→ **Records for this exercise**:
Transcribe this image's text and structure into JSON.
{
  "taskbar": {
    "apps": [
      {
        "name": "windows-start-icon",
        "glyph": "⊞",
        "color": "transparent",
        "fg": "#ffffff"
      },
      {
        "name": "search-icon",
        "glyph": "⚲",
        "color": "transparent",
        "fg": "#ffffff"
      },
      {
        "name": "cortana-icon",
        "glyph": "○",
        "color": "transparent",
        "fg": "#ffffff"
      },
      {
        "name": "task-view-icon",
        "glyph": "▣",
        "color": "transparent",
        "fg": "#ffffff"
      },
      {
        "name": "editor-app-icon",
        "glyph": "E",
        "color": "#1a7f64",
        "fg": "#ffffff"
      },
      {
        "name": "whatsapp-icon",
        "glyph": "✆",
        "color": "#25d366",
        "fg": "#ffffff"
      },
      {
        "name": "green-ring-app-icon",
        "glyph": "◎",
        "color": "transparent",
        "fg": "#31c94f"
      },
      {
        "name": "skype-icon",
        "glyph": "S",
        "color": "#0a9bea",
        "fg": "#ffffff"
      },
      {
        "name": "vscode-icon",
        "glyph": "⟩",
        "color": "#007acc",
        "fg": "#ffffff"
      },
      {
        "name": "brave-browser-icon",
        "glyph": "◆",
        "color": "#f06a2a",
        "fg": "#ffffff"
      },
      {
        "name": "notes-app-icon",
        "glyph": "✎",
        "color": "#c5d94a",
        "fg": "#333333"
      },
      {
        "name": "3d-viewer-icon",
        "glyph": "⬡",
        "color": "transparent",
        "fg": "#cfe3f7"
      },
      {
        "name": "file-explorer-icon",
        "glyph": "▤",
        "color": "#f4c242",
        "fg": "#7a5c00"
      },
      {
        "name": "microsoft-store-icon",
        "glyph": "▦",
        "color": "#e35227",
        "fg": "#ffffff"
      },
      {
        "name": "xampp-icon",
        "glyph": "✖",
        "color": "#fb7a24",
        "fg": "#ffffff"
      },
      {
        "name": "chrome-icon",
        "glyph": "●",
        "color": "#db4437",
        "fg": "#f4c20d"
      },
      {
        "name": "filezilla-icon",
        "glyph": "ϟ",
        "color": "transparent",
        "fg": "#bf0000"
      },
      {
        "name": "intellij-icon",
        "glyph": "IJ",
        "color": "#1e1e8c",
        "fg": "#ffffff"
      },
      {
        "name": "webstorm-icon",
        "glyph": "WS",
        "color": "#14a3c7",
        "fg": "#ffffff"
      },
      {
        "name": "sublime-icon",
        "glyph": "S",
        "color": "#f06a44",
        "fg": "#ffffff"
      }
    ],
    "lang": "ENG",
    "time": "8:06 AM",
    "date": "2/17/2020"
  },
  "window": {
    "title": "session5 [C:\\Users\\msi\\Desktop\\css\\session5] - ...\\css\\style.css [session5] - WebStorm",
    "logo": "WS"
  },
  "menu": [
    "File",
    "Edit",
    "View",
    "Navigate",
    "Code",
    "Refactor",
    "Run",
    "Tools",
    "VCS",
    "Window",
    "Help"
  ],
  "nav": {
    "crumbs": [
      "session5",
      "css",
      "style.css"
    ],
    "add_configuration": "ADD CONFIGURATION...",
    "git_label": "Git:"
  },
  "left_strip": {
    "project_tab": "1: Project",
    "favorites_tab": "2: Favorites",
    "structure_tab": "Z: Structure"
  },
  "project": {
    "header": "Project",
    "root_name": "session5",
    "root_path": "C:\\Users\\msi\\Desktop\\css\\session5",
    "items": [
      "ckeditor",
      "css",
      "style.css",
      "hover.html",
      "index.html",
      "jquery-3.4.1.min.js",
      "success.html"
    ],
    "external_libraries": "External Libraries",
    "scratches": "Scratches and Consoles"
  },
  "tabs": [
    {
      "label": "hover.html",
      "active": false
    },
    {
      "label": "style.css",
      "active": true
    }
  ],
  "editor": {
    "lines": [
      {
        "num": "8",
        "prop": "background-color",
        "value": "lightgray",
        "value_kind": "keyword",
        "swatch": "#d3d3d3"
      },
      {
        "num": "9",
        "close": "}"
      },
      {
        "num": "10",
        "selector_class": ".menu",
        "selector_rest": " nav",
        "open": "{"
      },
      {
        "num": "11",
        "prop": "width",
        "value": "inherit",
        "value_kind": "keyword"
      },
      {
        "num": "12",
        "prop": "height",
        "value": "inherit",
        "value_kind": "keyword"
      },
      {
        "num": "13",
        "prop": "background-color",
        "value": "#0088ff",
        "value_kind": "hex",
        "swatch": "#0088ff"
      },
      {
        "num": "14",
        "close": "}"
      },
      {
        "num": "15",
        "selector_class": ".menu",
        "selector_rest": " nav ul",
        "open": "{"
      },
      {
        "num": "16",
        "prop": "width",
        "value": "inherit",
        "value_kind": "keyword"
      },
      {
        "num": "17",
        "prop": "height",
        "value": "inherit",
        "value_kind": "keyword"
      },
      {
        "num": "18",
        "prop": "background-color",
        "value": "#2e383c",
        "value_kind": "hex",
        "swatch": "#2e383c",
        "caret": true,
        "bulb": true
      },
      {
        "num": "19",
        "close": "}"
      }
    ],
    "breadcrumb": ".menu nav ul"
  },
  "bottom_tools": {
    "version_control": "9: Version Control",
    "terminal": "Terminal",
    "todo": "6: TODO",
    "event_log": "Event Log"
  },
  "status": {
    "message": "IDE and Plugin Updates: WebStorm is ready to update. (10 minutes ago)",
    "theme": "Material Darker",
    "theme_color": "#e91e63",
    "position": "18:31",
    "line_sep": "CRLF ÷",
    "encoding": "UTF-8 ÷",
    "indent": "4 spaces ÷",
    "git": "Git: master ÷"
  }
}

→ **Do this**:
Each line above must be reproduced exactly as it stands.

→ **Expected answer**:
Transcribe this image's text and structure into JSON.
{
  "taskbar": {
    "apps": [
      {
        "name": "windows-start-icon",
        "glyph": "⊞",
        "color": "transparent",
        "fg": "#ffffff"
      },
      {
        "name": "search-icon",
        "glyph": "⚲",
        "color": "transparent",
        "fg": "#ffffff"
      },
      {
        "name": "cortana-icon",
        "glyph": "○",
        "color": "transparent",
        "fg": "#ffffff"
      },
      {
        "name": "task-view-icon",
        "glyph": "▣",
        "color": "transparent",
        "fg": "#ffffff"
      },
      {
        "name": "editor-app-icon",
        "glyph": "E",
        "color": "#1a7f64",
        "fg": "#ffffff"
      },
      {
        "name": "whatsapp-icon",
        "glyph": "✆",
        "color": "#25d366",
        "fg": "#ffffff"
      },
      {
        "name": "green-ring-app-icon",
        "glyph": "◎",
        "color": "transparent",
        "fg": "#31c94f"
      },
      {
        "name": "skype-icon",
        "glyph": "S",
        "color": "#0a9bea",
        "fg": "#ffffff"
      },
      {
        "name": "vscode-icon",
        "glyph": "⟩",
        "color": "#007acc",
        "fg": "#ffffff"
      },
      {
        "name": "brave-browser-icon",
        "glyph": "◆",
        "color": "#f06a2a",
        "fg": "#ffffff"
      },
      {
        "name": "notes-app-icon",
        "glyph": "✎",
        "color": "#c5d94a",
        "fg": "#333333"
      },
      {
        "name": "3d-viewer-icon",
        "glyph": "⬡",
        "color": "transparent",
        "fg": "#cfe3f7"
      },
      {
        "name": "file-explorer-icon",
        "glyph": "▤",
        "color": "#f4c242",
        "fg": "#7a5c00"
      },
      {
        "name": "microsoft-store-icon",
        "glyph": "▦",
        "color": "#e35227",
        "fg": "#ffffff"
      },
      {
        "name": "xampp-icon",
        "glyph": "✖",
        "color": "#fb7a24",
        "fg": "#ffffff"
      },
      {
        "name": "chrome-icon",
        "glyph": "●",
        "color": "#db4437",
        "fg": "#f4c20d"
      },
      {
        "name": "filezilla-icon",
        "glyph": "ϟ",
        "color": "transparent",
        "fg": "#bf0000"
      },
      {
        "name": "intellij-icon",
        "glyph": "IJ",
        "color": "#1e1e8c",
        "fg": "#ffffff"
      },
      {
        "name": "webstorm-icon",
        "glyph": "WS",
        "color": "#14a3c7",
        "fg": "#ffffff"
      },
      {
        "name": "sublime-icon",
        "glyph": "S",
        "color": "#f06a44",
        "fg": "#ffffff"
      }
    ],
    "lang": "ENG",
    "time": "8:06 AM",
    "date": "2/17/2020"
  },
  "window": {
    "title": "session5 [C:\\Users\\msi\\Desktop\\css\\session5] - ...\\css\\style.css [session5] - WebStorm",
    "logo": "WS"
  },
  "menu": [
    "File",
    "Edit",
    "View",
    "Navigate",
    "Code",
    "Refactor",
    "Run",
    "Tools",
    "VCS",
    "Window",
    "Help"
  ],
  "nav": {
    "crumbs": [
      "session5",
      "css",
      "style.css"
    ],
    "add_configuration": "ADD CONFIGURATION...",
    "git_label": "Git:"
  },
  "left_strip": {
    "project_tab": "1: Project",
    "favorites_tab": "2: Favorites",
    "structure_tab": "Z: Structure"
  },
  "project": {
    "header": "Project",
    "root_name": "session5",
    "root_path": "C:\\Users\\msi\\Desktop\\css\\session5",
    "items": [
      "ckeditor",
      "css",
      "style.css",
      "hover.html",
      "index.html",
      "jquery-3.4.1.min.js",
      "success.html"
    ],
    "external_libraries": "External Libraries",
    "scratches": "Scratches and Consoles"
  },
  "tabs": [
    {
      "label": "hover.html",
      "active": false
    },
    {
      "label": "style.css",
      "active": true
    }
  ],
  "editor": {
    "lines": [
      {
        "num": "8",
        "prop": "background-color",
        "value": "lightgray",
        "value_kind": "keyword",
        "swatch": "#d3d3d3"
      },
      {
        "num": "9",
        "close": "}"
      },
      {
        "num": "10",
        "selector_class": ".menu",
        "selector_rest": " nav",
        "open": "{"
      },
      {
        "num": "11",
        "prop": "width",
        "value": "inherit",
        "value_kind": "keyword"
      },
      {
        "num": "12",
        "prop": "height",
        "value": "inherit",
        "value_kind": "keyword"
      },
      {
        "num": "13",
        "prop": "background-color",
        "value": "#0088ff",
        "value_kind": "hex",
        "swatch": "#0088ff"
      },
      {
        "num": "14",
        "close": "}"
      },
      {
        "num": "15",
        "selector_class": ".menu",
        "selector_rest": " nav ul",
        "open": "{"
      },
      {
        "num": "16",
        "prop": "width",
        "value": "inherit",
        "value_kind": "keyword"
      },
      {
        "num": "17",
        "prop": "height",
        "value": "inherit",
        "value_kind": "keyword"
      },
      {
        "num": "18",
        "prop": "background-color",
        "value": "#2e383c",
        "value_kind": "hex",
        "swatch": "#2e383c",
        "caret": true,
        "bulb": true
      },
      {
        "num": "19",
        "close": "}"
      }
    ],
    "breadcrumb": ".menu nav ul"
  },
  "bottom_tools": {
    "version_control": "9: Version Control",
    "terminal": "Terminal",
    "todo": "6: TODO",
    "event_log": "Event Log"
  },
  "status": {
    "message": "IDE and Plugin Updates: WebStorm is ready to update. (10 minutes ago)",
    "theme": "Material Darker",
    "theme_color": "#e91e63",
    "position": "18:31",
    "line_sep": "CRLF ÷",
    "encoding": "UTF-8 ÷",
    "indent": "4 spaces ÷",
    "git": "Git: master ÷"
  }
}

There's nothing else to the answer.